• **Stated exercise**: Under this task are some entries; return every one of them exactly.
— Start of Information provided —
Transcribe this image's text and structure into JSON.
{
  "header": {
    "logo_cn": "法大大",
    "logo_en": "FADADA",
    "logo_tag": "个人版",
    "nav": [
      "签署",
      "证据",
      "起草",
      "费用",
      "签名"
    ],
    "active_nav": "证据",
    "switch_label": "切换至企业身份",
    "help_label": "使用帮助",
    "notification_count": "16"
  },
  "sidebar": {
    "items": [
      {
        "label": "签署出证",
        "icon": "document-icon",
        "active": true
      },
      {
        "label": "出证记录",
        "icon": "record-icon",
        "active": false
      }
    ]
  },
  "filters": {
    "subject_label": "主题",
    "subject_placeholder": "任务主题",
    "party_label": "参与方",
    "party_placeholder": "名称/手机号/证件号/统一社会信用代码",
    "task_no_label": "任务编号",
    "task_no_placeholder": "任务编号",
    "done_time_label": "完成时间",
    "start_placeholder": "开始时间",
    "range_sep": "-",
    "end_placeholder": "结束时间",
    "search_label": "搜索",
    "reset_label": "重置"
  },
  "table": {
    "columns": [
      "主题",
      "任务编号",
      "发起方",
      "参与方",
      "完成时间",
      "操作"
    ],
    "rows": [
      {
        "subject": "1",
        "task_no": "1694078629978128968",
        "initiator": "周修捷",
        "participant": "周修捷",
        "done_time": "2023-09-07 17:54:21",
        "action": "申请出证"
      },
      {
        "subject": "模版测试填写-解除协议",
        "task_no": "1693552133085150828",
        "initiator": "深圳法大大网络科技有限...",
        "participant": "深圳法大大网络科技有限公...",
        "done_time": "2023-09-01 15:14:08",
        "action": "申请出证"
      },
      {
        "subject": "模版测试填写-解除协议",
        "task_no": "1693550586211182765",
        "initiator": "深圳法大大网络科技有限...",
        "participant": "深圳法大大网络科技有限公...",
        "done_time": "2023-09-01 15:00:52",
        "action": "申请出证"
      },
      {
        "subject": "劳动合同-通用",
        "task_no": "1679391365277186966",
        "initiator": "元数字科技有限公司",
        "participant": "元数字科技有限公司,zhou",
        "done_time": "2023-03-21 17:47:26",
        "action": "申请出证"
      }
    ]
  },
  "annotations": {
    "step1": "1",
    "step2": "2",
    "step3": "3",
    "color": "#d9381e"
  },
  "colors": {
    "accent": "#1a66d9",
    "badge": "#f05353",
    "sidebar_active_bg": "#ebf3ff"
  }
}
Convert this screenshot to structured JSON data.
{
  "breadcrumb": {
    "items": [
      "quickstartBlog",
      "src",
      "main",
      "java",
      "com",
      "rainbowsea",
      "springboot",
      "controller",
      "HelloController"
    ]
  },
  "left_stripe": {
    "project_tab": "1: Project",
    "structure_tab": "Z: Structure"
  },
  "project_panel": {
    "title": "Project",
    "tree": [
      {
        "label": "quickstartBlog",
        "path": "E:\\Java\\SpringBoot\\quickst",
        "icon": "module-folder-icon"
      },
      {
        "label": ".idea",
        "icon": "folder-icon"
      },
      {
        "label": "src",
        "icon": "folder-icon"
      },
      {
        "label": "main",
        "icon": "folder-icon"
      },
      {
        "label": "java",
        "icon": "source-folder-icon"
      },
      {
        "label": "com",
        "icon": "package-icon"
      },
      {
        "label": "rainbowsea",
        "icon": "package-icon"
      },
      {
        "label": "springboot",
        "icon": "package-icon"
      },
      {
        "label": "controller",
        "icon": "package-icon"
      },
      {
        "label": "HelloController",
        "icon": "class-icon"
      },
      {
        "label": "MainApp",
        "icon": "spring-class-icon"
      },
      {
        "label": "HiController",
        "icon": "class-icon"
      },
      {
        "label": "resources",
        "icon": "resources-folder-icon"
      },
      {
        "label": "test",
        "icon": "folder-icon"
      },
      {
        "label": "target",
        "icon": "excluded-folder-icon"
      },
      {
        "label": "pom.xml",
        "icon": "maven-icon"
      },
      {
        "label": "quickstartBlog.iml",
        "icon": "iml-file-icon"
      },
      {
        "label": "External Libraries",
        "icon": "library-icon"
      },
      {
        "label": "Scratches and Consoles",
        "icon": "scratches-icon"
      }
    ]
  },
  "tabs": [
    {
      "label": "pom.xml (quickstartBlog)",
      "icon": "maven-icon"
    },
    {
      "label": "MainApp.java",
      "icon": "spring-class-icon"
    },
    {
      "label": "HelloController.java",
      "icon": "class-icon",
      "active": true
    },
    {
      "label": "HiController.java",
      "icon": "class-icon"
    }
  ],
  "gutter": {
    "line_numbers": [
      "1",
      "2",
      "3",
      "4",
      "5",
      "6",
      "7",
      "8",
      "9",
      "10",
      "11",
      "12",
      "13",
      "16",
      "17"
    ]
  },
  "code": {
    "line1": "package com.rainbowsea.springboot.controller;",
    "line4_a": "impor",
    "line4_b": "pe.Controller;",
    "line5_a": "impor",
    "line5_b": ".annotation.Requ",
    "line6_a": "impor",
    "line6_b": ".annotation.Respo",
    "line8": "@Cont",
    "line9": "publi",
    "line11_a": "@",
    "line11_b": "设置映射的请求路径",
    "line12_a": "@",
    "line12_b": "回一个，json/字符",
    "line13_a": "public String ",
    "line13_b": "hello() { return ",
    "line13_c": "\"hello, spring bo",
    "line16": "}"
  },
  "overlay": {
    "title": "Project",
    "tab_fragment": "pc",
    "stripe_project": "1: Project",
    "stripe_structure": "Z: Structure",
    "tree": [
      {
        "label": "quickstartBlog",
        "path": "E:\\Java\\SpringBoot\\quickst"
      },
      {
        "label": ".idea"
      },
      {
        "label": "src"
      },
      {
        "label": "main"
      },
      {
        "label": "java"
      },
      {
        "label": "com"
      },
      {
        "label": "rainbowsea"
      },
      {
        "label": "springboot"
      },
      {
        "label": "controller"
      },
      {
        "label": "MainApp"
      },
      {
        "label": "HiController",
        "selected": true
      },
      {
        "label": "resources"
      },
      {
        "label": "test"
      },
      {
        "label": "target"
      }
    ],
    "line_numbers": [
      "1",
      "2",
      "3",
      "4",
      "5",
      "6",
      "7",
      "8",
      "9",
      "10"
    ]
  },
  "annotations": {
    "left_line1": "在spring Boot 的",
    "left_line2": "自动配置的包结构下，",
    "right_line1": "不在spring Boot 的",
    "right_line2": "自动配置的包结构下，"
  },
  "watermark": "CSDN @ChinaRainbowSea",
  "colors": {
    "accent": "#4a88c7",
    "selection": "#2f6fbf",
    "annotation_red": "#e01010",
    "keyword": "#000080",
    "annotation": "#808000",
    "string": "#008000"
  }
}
— End of Information provided —
• **Exercise answer**:
Transcribe this image's text and structure into JSON.
{
  "header": {
    "logo_cn": "法大大",
    "logo_en": "FADADA",
    "logo_tag": "个人版",
    "nav": [
      "签署",
      "证据",
      "起草",
      "费用",
      "签名"
    ],
    "active_nav": "证据",
    "switch_label": "切换至企业身份",
    "help_label": "使用帮助",
    "notification_count": "16"
  },
  "sidebar": {
    "items": [
      {
        "label": "签署出证",
        "icon": "document-icon",
        "active": true
      },
      {
        "label": "出证记录",
        "icon": "record-icon",
        "active": false
      }
    ]
  },
  "filters": {
    "subject_label": "主题",
    "subject_placeholder": "任务主题",
    "party_label": "参与方",
    "party_placeholder": "名称/手机号/证件号/统一社会信用代码",
    "task_no_label": "任务编号",
    "task_no_placeholder": "任务编号",
    "done_time_label": "完成时间",
    "start_placeholder": "开始时间",
    "range_sep": "-",
    "end_placeholder": "结束时间",
    "search_label": "搜索",
    "reset_label": "重置"
  },
  "table": {
    "columns": [
      "主题",
      "任务编号",
      "发起方",
      "参与方",
      "完成时间",
      "操作"
    ],
    "rows": [
      {
        "subject": "1",
        "task_no": "1694078629978128968",
        "initiator": "周修捷",
        "participant": "周修捷",
        "done_time": "2023-09-07 17:54:21",
        "action": "申请出证"
      },
      {
        "subject": "模版测试填写-解除协议",
        "task_no": "1693552133085150828",
        "initiator": "深圳法大大网络科技有限...",
        "participant": "深圳法大大网络科技有限公...",
        "done_time": "2023-09-01 15:14:08",
        "action": "申请出证"
      },
      {
        "subject": "模版测试填写-解除协议",
        "task_no": "1693550586211182765",
        "initiator": "深圳法大大网络科技有限...",
        "participant": "深圳法大大网络科技有限公...",
        "done_time": "2023-09-01 15:00:52",
        "action": "申请出证"
      },
      {
        "subject": "劳动合同-通用",
        "task_no": "1679391365277186966",
        "initiator": "元数字科技有限公司",
        "participant": "元数字科技有限公司,zhou",
        "done_time": "2023-03-21 17:47:26",
        "action": "申请出证"
      }
    ]
  },
  "annotations": {
    "step1": "1",
    "step2": "2",
    "step3": "3",
    "color": "#d9381e"
  },
  "colors": {
    "accent": "#1a66d9",
    "badge": "#f05353",
    "sidebar_active_bg": "#ebf3ff"
  }
}
Convert this screenshot to structured JSON data.
{
  "breadcrumb": {
    "items": [
      "quickstartBlog",
      "src",
      "main",
      "java",
      "com",
      "rainbowsea",
      "springboot",
      "controller",
      "HelloController"
    ]
  },
  "left_stripe": {
    "project_tab": "1: Project",
    "structure_tab": "Z: Structure"
  },
  "project_panel": {
    "title": "Project",
    "tree": [
      {
        "label": "quickstartBlog",
        "path": "E:\\Java\\SpringBoot\\quickst",
        "icon": "module-folder-icon"
      },
      {
        "label": ".idea",
        "icon": "folder-icon"
      },
      {
        "label": "src",
        "icon": "folder-icon"
      },
      {
        "label": "main",
        "icon": "folder-icon"
      },
      {
        "label": "java",
        "icon": "source-folder-icon"
      },
      {
        "label": "com",
        "icon": "package-icon"
      },
      {
        "label": "rainbowsea",
        "icon": "package-icon"
      },
      {
        "label": "springboot",
        "icon": "package-icon"
      },
      {
        "label": "controller",
        "icon": "package-icon"
      },
      {
        "label": "HelloController",
        "icon": "class-icon"
      },
      {
        "label": "MainApp",
        "icon": "spring-class-icon"
      },
      {
        "label": "HiController",
        "icon": "class-icon"
      },
      {
        "label": "resources",
        "icon": "resources-folder-icon"
      },
      {
        "label": "test",
        "icon": "folder-icon"
      },
      {
        "label": "target",
        "icon": "excluded-folder-icon"
      },
      {
        "label": "pom.xml",
        "icon": "maven-icon"
      },
      {
        "label": "quickstartBlog.iml",
        "icon": "iml-file-icon"
      },
      {
        "label": "External Libraries",
        "icon": "library-icon"
      },
      {
        "label": "Scratches and Consoles",
        "icon": "scratches-icon"
      }
    ]
  },
  "tabs": [
    {
      "label": "pom.xml (quickstartBlog)",
      "icon": "maven-icon"
    },
    {
      "label": "MainApp.java",
      "icon": "spring-class-icon"
    },
    {
      "label": "HelloController.java",
      "icon": "class-icon",
      "active": true
    },
    {
      "label": "HiController.java",
      "icon": "class-icon"
    }
  ],
  "gutter": {
    "line_numbers": [
      "1",
      "2",
      "3",
      "4",
      "5",
      "6",
      "7",
      "8",
      "9",
      "10",
      "11",
      "12",
      "13",
      "16",
      "17"
    ]
  },
  "code": {
    "line1": "package com.rainbowsea.springboot.controller;",
    "line4_a": "impor",
    "line4_b": "pe.Controller;",
    "line5_a": "impor",
    "line5_b": ".annotation.Requ",
    "line6_a": "impor",
    "line6_b": ".annotation.Respo",
    "line8": "@Cont",
    "line9": "publi",
    "line11_a": "@",
    "line11_b": "设置映射的请求路径",
    "line12_a": "@",
    "line12_b": "回一个，json/字符",
    "line13_a": "public String ",
    "line13_b": "hello() { return ",
    "line13_c": "\"hello, spring bo",
    "line16": "}"
  },
  "overlay": {
    "title": "Project",
    "tab_fragment": "pc",
    "stripe_project": "1: Project",
    "stripe_structure": "Z: Structure",
    "tree": [
      {
        "label": "quickstartBlog",
        "path": "E:\\Java\\SpringBoot\\quickst"
      },
      {
        "label": ".idea"
      },
      {
        "label": "src"
      },
      {
        "label": "main"
      },
      {
        "label": "java"
      },
      {
        "label": "com"
      },
      {
        "label": "rainbowsea"
      },
      {
        "label": "springboot"
      },
      {
        "label": "controller"
      },
      {
        "label": "MainApp"
      },
      {
        "label": "HiController",
        "selected": true
      },
      {
        "label": "resources"
      },
      {
        "label": "test"
      },
      {
        "label": "target"
      }
    ],
    "line_numbers": [
      "1",
      "2",
      "3",
      "4",
      "5",
      "6",
      "7",
      "8",
      "9",
      "10"
    ]
  },
  "annotations": {
    "left_line1": "在spring Boot 的",
    "left_line2": "自动配置的包结构下，",
    "right_line1": "不在spring Boot 的",
    "right_line2": "自动配置的包结构下，"
  },
  "watermark": "CSDN @ChinaRainbowSea",
  "colors": {
    "accent": "#4a88c7",
    "selection": "#2f6fbf",
    "annotation_red": "#e01010",
    "keyword": "#000080",
    "annotation": "#808000",
    "string": "#008000"
  }
}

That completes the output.